━━━ Entries shown ━━━

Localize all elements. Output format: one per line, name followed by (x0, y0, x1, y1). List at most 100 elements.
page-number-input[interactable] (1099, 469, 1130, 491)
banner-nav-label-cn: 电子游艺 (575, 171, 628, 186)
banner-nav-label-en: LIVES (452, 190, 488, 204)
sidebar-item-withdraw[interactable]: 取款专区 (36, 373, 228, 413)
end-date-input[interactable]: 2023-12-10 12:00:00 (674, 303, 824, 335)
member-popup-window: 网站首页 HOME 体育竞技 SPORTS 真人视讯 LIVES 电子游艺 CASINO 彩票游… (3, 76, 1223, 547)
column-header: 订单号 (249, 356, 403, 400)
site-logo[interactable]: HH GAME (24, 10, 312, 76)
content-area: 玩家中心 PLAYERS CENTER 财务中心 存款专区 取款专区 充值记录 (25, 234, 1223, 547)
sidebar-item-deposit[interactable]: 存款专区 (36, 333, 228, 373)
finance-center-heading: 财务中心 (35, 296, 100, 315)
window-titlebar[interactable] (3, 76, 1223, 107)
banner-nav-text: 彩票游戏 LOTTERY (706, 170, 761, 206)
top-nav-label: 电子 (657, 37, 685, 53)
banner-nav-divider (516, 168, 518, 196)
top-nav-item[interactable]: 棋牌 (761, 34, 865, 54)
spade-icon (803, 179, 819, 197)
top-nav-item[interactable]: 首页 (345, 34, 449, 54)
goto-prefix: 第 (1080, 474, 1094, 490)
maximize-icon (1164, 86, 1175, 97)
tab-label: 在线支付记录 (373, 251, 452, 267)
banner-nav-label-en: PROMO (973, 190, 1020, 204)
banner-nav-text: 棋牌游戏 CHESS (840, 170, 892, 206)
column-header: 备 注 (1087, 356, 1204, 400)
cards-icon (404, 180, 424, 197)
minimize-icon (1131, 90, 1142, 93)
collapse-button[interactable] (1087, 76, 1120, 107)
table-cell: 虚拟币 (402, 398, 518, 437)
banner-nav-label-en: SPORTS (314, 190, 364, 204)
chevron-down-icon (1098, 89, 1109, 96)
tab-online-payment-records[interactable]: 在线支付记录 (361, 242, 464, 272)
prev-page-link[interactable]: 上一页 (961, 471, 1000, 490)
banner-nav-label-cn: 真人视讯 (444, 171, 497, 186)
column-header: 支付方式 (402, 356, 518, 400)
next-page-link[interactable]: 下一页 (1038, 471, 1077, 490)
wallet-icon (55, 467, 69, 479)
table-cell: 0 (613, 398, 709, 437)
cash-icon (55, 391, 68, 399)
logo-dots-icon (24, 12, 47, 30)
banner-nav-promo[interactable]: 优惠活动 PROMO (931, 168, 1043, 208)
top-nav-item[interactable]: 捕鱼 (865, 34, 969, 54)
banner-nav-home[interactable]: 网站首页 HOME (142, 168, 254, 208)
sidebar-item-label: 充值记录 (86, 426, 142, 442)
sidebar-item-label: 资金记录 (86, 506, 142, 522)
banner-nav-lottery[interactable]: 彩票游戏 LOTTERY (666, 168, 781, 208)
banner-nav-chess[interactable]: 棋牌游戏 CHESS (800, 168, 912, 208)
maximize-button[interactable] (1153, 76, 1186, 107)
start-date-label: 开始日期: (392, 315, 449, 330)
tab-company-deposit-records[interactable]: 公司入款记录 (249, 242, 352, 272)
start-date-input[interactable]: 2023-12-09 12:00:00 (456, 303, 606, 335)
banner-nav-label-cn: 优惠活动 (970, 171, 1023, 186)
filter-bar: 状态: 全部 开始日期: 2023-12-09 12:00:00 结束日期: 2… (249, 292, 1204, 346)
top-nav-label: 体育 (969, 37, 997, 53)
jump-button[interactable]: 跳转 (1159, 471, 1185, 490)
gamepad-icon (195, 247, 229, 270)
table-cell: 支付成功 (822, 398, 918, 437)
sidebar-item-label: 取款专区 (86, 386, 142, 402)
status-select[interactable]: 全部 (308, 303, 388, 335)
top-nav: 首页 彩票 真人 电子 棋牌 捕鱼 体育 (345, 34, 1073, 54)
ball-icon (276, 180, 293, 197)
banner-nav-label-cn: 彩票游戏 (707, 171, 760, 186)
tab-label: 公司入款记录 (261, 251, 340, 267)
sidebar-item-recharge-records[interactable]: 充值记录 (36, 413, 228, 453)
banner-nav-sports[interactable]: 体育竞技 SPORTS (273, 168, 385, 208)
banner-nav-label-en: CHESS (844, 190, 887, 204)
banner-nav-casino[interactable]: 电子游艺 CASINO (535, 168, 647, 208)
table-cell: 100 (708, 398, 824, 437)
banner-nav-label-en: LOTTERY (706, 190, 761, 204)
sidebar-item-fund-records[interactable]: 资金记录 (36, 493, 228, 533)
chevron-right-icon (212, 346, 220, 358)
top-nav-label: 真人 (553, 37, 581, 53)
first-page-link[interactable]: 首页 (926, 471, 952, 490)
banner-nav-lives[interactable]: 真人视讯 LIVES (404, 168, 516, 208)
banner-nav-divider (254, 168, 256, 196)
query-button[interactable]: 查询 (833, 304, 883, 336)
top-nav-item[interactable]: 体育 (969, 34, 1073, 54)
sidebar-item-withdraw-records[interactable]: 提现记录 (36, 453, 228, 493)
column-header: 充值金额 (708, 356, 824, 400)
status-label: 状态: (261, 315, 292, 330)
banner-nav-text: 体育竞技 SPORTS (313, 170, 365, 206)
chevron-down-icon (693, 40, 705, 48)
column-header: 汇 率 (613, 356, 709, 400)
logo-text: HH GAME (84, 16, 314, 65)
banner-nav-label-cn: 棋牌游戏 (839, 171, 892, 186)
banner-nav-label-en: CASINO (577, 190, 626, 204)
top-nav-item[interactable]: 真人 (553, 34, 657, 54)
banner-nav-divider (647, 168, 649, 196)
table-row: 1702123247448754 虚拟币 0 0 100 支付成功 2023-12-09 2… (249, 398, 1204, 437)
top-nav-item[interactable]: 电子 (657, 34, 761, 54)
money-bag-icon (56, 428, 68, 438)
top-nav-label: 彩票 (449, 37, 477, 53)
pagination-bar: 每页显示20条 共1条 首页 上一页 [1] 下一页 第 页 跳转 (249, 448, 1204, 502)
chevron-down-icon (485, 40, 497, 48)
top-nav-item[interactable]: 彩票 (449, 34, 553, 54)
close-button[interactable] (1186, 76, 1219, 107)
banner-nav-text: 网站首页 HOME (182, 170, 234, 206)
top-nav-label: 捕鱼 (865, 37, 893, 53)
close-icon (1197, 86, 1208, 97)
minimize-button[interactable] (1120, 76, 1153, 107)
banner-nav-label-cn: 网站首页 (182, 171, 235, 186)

━━━

Job:
Update the rows above by replacing every "top-nav-item" with "header-nav-item" and leaving everything else unchanged.

Exercise output:
Localize all elements. Output format: one per line, name followed by (x0, y0, x1, y1). List at most 100 elements.
page-number-input[interactable] (1099, 469, 1130, 491)
banner-nav-label-cn: 电子游艺 (575, 171, 628, 186)
banner-nav-label-en: LIVES (452, 190, 488, 204)
sidebar-item-withdraw[interactable]: 取款专区 (36, 373, 228, 413)
end-date-input[interactable]: 2023-12-10 12:00:00 (674, 303, 824, 335)
member-popup-window: 网站首页 HOME 体育竞技 SPORTS 真人视讯 LIVES 电子游艺 CASINO 彩票游… (3, 76, 1223, 547)
column-header: 订单号 (249, 356, 403, 400)
site-logo[interactable]: HH GAME (24, 10, 312, 76)
content-area: 玩家中心 PLAYERS CENTER 财务中心 存款专区 取款专区 充值记录 (25, 234, 1223, 547)
sidebar-item-deposit[interactable]: 存款专区 (36, 333, 228, 373)
finance-center-heading: 财务中心 (35, 296, 100, 315)
window-titlebar[interactable] (3, 76, 1223, 107)
banner-nav-text: 彩票游戏 LOTTERY (706, 170, 761, 206)
top-nav-label: 电子 (657, 37, 685, 53)
banner-nav-divider (516, 168, 518, 196)
header-nav-item[interactable]: 棋牌 (761, 34, 865, 54)
spade-icon (803, 179, 819, 197)
header-nav-item[interactable]: 首页 (345, 34, 449, 54)
goto-prefix: 第 (1080, 474, 1094, 490)
maximize-icon (1164, 86, 1175, 97)
tab-label: 在线支付记录 (373, 251, 452, 267)
banner-nav-label-en: PROMO (973, 190, 1020, 204)
banner-nav-text: 棋牌游戏 CHESS (840, 170, 892, 206)
column-header: 备 注 (1087, 356, 1204, 400)
cards-icon (404, 180, 424, 197)
minimize-icon (1131, 90, 1142, 93)
collapse-button[interactable] (1087, 76, 1120, 107)
table-cell: 虚拟币 (402, 398, 518, 437)
banner-nav-label-en: SPORTS (314, 190, 364, 204)
chevron-down-icon (1098, 89, 1109, 96)
tab-online-payment-records[interactable]: 在线支付记录 (361, 242, 464, 272)
prev-page-link[interactable]: 上一页 (961, 471, 1000, 490)
banner-nav-label-cn: 真人视讯 (444, 171, 497, 186)
column-header: 支付方式 (402, 356, 518, 400)
next-page-link[interactable]: 下一页 (1038, 471, 1077, 490)
wallet-icon (55, 467, 69, 479)
table-cell: 0 (613, 398, 709, 437)
cash-icon (55, 391, 68, 399)
logo-dots-icon (24, 12, 47, 30)
banner-nav-promo[interactable]: 优惠活动 PROMO (931, 168, 1043, 208)
header-nav-item[interactable]: 捕鱼 (865, 34, 969, 54)
banner-nav-home[interactable]: 网站首页 HOME (142, 168, 254, 208)
sidebar-item-label: 充值记录 (86, 426, 142, 442)
sidebar-item-label: 资金记录 (86, 506, 142, 522)
banner-nav-lottery[interactable]: 彩票游戏 LOTTERY (666, 168, 781, 208)
banner-nav-chess[interactable]: 棋牌游戏 CHESS (800, 168, 912, 208)
maximize-button[interactable] (1153, 76, 1186, 107)
start-date-label: 开始日期: (392, 315, 449, 330)
tab-company-deposit-records[interactable]: 公司入款记录 (249, 242, 352, 272)
start-date-input[interactable]: 2023-12-09 12:00:00 (456, 303, 606, 335)
banner-nav-label-cn: 优惠活动 (970, 171, 1023, 186)
filter-bar: 状态: 全部 开始日期: 2023-12-09 12:00:00 结束日期: 2… (249, 292, 1204, 346)
top-nav-label: 体育 (969, 37, 997, 53)
jump-button[interactable]: 跳转 (1159, 471, 1185, 490)
gamepad-icon (195, 247, 229, 270)
table-cell: 支付成功 (822, 398, 918, 437)
sidebar-item-label: 取款专区 (86, 386, 142, 402)
status-select[interactable]: 全部 (308, 303, 388, 335)
top-nav: 首页 彩票 真人 电子 棋牌 捕鱼 体育 (345, 34, 1073, 54)
ball-icon (276, 180, 293, 197)
banner-nav-label-cn: 彩票游戏 (707, 171, 760, 186)
tab-label: 公司入款记录 (261, 251, 340, 267)
sidebar-item-recharge-records[interactable]: 充值记录 (36, 413, 228, 453)
banner-nav-sports[interactable]: 体育竞技 SPORTS (273, 168, 385, 208)
banner-nav-label-en: CHESS (844, 190, 887, 204)
banner-nav-casino[interactable]: 电子游艺 CASINO (535, 168, 647, 208)
table-cell: 100 (708, 398, 824, 437)
banner-nav-label-en: LOTTERY (706, 190, 761, 204)
sidebar-item-fund-records[interactable]: 资金记录 (36, 493, 228, 533)
chevron-right-icon (212, 346, 220, 358)
top-nav-label: 真人 (553, 37, 581, 53)
first-page-link[interactable]: 首页 (926, 471, 952, 490)
banner-nav-lives[interactable]: 真人视讯 LIVES (404, 168, 516, 208)
banner-nav-divider (254, 168, 256, 196)
query-button[interactable]: 查询 (833, 304, 883, 336)
header-nav-item[interactable]: 体育 (969, 34, 1073, 54)
sidebar-item-withdraw-records[interactable]: 提现记录 (36, 453, 228, 493)
column-header: 充值金额 (708, 356, 824, 400)
status-label: 状态: (261, 315, 292, 330)
banner-nav-text: 体育竞技 SPORTS (313, 170, 365, 206)
chevron-down-icon (693, 40, 705, 48)
column-header: 汇 率 (613, 356, 709, 400)
logo-text: HH GAME (84, 16, 314, 65)
banner-nav-label-cn: 棋牌游戏 (839, 171, 892, 186)
banner-nav-label-en: CASINO (577, 190, 626, 204)
header-nav-item[interactable]: 真人 (553, 34, 657, 54)
banner-nav-divider (647, 168, 649, 196)
table-row: 1702123247448754 虚拟币 0 0 100 支付成功 2023-12-09 2… (249, 398, 1204, 437)
header-nav-item[interactable]: 电子 (657, 34, 761, 54)
money-bag-icon (56, 428, 68, 438)
top-nav-label: 彩票 (449, 37, 477, 53)
pagination-bar: 每页显示20条 共1条 首页 上一页 [1] 下一页 第 页 跳转 (249, 448, 1204, 502)
chevron-down-icon (485, 40, 497, 48)
header-nav-item[interactable]: 彩票 (449, 34, 553, 54)
close-button[interactable] (1186, 76, 1219, 107)
banner-nav-text: 网站首页 HOME (182, 170, 234, 206)
top-nav-label: 捕鱼 (865, 37, 893, 53)
close-icon (1197, 86, 1208, 97)
minimize-button[interactable] (1120, 76, 1153, 107)
banner-nav-label-cn: 网站首页 (182, 171, 235, 186)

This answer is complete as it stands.